* _DIRECTION_: Restate the full set of records exactly, word for word.

····················

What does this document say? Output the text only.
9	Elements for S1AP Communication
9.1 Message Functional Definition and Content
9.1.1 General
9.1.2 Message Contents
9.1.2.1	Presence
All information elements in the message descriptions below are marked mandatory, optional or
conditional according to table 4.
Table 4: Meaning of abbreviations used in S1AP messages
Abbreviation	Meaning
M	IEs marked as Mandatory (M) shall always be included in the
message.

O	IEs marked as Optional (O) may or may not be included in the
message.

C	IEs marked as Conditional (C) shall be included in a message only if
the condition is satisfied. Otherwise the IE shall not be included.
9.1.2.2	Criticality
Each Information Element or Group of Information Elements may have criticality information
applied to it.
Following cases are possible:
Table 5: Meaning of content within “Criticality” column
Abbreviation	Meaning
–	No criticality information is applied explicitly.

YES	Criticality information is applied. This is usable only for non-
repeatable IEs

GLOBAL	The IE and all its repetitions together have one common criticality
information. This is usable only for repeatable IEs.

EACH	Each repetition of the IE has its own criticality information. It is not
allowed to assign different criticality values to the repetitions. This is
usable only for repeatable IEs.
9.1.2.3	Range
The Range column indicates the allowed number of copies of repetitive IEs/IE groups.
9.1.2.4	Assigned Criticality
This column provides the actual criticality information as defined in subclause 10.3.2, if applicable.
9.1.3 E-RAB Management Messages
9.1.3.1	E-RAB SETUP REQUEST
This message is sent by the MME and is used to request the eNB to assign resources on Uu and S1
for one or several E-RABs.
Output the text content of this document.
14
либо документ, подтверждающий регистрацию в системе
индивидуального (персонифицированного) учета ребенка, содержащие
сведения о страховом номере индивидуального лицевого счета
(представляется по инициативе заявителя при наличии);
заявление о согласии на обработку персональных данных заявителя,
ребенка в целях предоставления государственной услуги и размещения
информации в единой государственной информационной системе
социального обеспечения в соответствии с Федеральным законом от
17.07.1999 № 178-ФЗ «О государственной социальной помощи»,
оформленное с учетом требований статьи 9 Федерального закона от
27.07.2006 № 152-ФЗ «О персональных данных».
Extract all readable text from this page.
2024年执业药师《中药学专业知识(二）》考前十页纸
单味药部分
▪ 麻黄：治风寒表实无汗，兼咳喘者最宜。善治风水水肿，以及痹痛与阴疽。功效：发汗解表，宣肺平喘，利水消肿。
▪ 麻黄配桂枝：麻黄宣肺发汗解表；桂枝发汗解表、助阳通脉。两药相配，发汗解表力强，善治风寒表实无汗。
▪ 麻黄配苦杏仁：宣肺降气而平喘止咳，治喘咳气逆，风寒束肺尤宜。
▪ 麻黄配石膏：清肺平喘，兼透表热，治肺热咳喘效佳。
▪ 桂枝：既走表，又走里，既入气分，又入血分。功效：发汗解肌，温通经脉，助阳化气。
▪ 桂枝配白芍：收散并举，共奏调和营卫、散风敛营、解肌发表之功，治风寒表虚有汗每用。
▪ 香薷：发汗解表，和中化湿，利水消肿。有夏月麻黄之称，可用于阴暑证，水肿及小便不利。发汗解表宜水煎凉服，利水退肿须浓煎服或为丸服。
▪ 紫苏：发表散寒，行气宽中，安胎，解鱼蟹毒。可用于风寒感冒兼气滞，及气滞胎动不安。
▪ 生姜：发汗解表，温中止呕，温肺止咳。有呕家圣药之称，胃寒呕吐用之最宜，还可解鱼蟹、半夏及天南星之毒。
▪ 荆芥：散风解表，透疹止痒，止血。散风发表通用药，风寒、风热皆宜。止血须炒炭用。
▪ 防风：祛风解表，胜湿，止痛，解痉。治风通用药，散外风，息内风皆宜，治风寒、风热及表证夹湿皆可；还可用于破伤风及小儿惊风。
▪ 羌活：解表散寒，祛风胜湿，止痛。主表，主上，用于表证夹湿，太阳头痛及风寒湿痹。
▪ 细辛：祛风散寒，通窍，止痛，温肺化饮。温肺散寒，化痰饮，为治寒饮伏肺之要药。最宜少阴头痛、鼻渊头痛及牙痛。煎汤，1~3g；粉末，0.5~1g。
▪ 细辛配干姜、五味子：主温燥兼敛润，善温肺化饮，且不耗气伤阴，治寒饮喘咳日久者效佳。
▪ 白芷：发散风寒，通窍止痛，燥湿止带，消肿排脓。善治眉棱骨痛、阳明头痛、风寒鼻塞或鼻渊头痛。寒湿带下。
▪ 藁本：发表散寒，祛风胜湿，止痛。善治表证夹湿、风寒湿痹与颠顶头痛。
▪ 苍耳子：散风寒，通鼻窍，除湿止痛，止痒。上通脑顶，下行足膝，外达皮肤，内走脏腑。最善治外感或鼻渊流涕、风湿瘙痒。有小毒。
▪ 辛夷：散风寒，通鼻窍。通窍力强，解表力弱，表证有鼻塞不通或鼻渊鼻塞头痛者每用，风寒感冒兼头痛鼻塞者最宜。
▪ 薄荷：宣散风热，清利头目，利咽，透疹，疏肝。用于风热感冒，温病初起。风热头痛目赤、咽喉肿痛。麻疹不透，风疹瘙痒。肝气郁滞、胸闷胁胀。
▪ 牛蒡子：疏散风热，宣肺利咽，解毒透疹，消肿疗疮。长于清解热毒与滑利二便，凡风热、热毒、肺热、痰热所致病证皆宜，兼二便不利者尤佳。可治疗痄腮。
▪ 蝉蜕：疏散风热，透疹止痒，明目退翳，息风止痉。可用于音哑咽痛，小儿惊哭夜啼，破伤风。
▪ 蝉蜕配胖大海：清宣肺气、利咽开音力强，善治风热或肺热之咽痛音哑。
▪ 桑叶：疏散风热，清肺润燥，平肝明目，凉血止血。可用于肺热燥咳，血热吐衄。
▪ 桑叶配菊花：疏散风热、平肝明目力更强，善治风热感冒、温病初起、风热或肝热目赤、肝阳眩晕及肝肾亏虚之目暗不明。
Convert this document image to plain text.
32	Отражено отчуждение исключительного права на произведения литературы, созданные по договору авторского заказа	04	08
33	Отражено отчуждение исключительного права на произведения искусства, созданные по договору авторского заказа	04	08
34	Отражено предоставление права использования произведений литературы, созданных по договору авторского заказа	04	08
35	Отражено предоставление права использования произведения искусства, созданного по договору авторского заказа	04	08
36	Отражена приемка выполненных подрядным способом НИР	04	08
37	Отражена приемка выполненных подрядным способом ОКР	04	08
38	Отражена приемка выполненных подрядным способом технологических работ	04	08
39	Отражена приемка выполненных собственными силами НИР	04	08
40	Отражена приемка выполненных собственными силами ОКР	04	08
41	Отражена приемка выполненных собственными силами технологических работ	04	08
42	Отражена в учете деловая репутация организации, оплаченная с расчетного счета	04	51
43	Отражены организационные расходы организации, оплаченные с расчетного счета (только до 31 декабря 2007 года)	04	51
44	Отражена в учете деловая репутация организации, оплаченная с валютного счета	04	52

····················

* _IN RESPONSE_:
What does this document say? Output the text only.
9	Elements for S1AP Communication
9.1 Message Functional Definition and Content
9.1.1 General
9.1.2 Message Contents
9.1.2.1	Presence
All information elements in the message descriptions below are marked mandatory, optional or
conditional according to table 4.
Table 4: Meaning of abbreviations used in S1AP messages
Abbreviation	Meaning
M	IEs marked as Mandatory (M) shall always be included in the
message.

O	IEs marked as Optional (O) may or may not be included in the
message.

C	IEs marked as Conditional (C) shall be included in a message only if
the condition is satisfied. Otherwise the IE shall not be included.
9.1.2.2	Criticality
Each Information Element or Group of Information Elements may have criticality information
applied to it.
Following cases are possible:
Table 5: Meaning of content within “Criticality” column
Abbreviation	Meaning
–	No criticality information is applied explicitly.

YES	Criticality information is applied. This is usable only for non-
repeatable IEs

GLOBAL	The IE and all its repetitions together have one common criticality
information. This is usable only for repeatable IEs.

EACH	Each repetition of the IE has its own criticality information. It is not
allowed to assign different criticality values to the repetitions. This is
usable only for repeatable IEs.
9.1.2.3	Range
The Range column indicates the allowed number of copies of repetitive IEs/IE groups.
9.1.2.4	Assigned Criticality
This column provides the actual criticality information as defined in subclause 10.3.2, if applicable.
9.1.3 E-RAB Management Messages
9.1.3.1	E-RAB SETUP REQUEST
This message is sent by the MME and is used to request the eNB to assign resources on Uu and S1
for one or several E-RABs.
Output the text content of this document.
14
либо документ, подтверждающий регистрацию в системе
индивидуального (персонифицированного) учета ребенка, содержащие
сведения о страховом номере индивидуального лицевого счета
(представляется по инициативе заявителя при наличии);
заявление о согласии на обработку персональных данных заявителя,
ребенка в целях предоставления государственной услуги и размещения
информации в единой государственной информационной системе
социального обеспечения в соответствии с Федеральным законом от
17.07.1999 № 178-ФЗ «О государственной социальной помощи»,
оформленное с учетом требований статьи 9 Федерального закона от
27.07.2006 № 152-ФЗ «О персональных данных».
Extract all readable text from this page.
2024年执业药师《中药学专业知识(二）》考前十页纸
单味药部分
▪ 麻黄：治风寒表实无汗，兼咳喘者最宜。善治风水水肿，以及痹痛与阴疽。功效：发汗解表，宣肺平喘，利水消肿。
▪ 麻黄配桂枝：麻黄宣肺发汗解表；桂枝发汗解表、助阳通脉。两药相配，发汗解表力强，善治风寒表实无汗。
▪ 麻黄配苦杏仁：宣肺降气而平喘止咳，治喘咳气逆，风寒束肺尤宜。
▪ 麻黄配石膏：清肺平喘，兼透表热，治肺热咳喘效佳。
▪ 桂枝：既走表，又走里，既入气分，又入血分。功效：发汗解肌，温通经脉，助阳化气。
▪ 桂枝配白芍：收散并举，共奏调和营卫、散风敛营、解肌发表之功，治风寒表虚有汗每用。
▪ 香薷：发汗解表，和中化湿，利水消肿。有夏月麻黄之称，可用于阴暑证，水肿及小便不利。发汗解表宜水煎凉服，利水退肿须浓煎服或为丸服。
▪ 紫苏：发表散寒，行气宽中，安胎，解鱼蟹毒。可用于风寒感冒兼气滞，及气滞胎动不安。
▪ 生姜：发汗解表，温中止呕，温肺止咳。有呕家圣药之称，胃寒呕吐用之最宜，还可解鱼蟹、半夏及天南星之毒。
▪ 荆芥：散风解表，透疹止痒，止血。散风发表通用药，风寒、风热皆宜。止血须炒炭用。
▪ 防风：祛风解表，胜湿，止痛，解痉。治风通用药，散外风，息内风皆宜，治风寒、风热及表证夹湿皆可；还可用于破伤风及小儿惊风。
▪ 羌活：解表散寒，祛风胜湿，止痛。主表，主上，用于表证夹湿，太阳头痛及风寒湿痹。
▪ 细辛：祛风散寒，通窍，止痛，温肺化饮。温肺散寒，化痰饮，为治寒饮伏肺之要药。最宜少阴头痛、鼻渊头痛及牙痛。煎汤，1~3g；粉末，0.5~1g。
▪ 细辛配干姜、五味子：主温燥兼敛润，善温肺化饮，且不耗气伤阴，治寒饮喘咳日久者效佳。
▪ 白芷：发散风寒，通窍止痛，燥湿止带，消肿排脓。善治眉棱骨痛、阳明头痛、风寒鼻塞或鼻渊头痛。寒湿带下。
▪ 藁本：发表散寒，祛风胜湿，止痛。善治表证夹湿、风寒湿痹与颠顶头痛。
▪ 苍耳子：散风寒，通鼻窍，除湿止痛，止痒。上通脑顶，下行足膝，外达皮肤，内走脏腑。最善治外感或鼻渊流涕、风湿瘙痒。有小毒。
▪ 辛夷：散风寒，通鼻窍。通窍力强，解表力弱，表证有鼻塞不通或鼻渊鼻塞头痛者每用，风寒感冒兼头痛鼻塞者最宜。
▪ 薄荷：宣散风热，清利头目，利咽，透疹，疏肝。用于风热感冒，温病初起。风热头痛目赤、咽喉肿痛。麻疹不透，风疹瘙痒。肝气郁滞、胸闷胁胀。
▪ 牛蒡子：疏散风热，宣肺利咽，解毒透疹，消肿疗疮。长于清解热毒与滑利二便，凡风热、热毒、肺热、痰热所致病证皆宜，兼二便不利者尤佳。可治疗痄腮。
▪ 蝉蜕：疏散风热，透疹止痒，明目退翳，息风止痉。可用于音哑咽痛，小儿惊哭夜啼，破伤风。
▪ 蝉蜕配胖大海：清宣肺气、利咽开音力强，善治风热或肺热之咽痛音哑。
▪ 桑叶：疏散风热，清肺润燥，平肝明目，凉血止血。可用于肺热燥咳，血热吐衄。
▪ 桑叶配菊花：疏散风热、平肝明目力更强，善治风热感冒、温病初起、风热或肝热目赤、肝阳眩晕及肝肾亏虚之目暗不明。
Convert this document image to plain text.
32	Отражено отчуждение исключительного права на произведения литературы, созданные по договору авторского заказа	04	08
33	Отражено отчуждение исключительного права на произведения искусства, созданные по договору авторского заказа	04	08
34	Отражено предоставление права использования произведений литературы, созданных по договору авторского заказа	04	08
35	Отражено предоставление права использования произведения искусства, созданного по договору авторского заказа	04	08
36	Отражена приемка выполненных подрядным способом НИР	04	08
37	Отражена приемка выполненных подрядным способом ОКР	04	08
38	Отражена приемка выполненных подрядным способом технологических работ	04	08
39	Отражена приемка выполненных собственными силами НИР	04	08
40	Отражена приемка выполненных собственными силами ОКР	04	08
41	Отражена приемка выполненных собственными силами технологических работ	04	08
42	Отражена в учете деловая репутация организации, оплаченная с расчетного счета	04	51
43	Отражены организационные расходы организации, оплаченные с расчетного счета (только до 31 декабря 2007 года)	04	51
44	Отражена в учете деловая репутация организации, оплаченная с валютного счета	04	52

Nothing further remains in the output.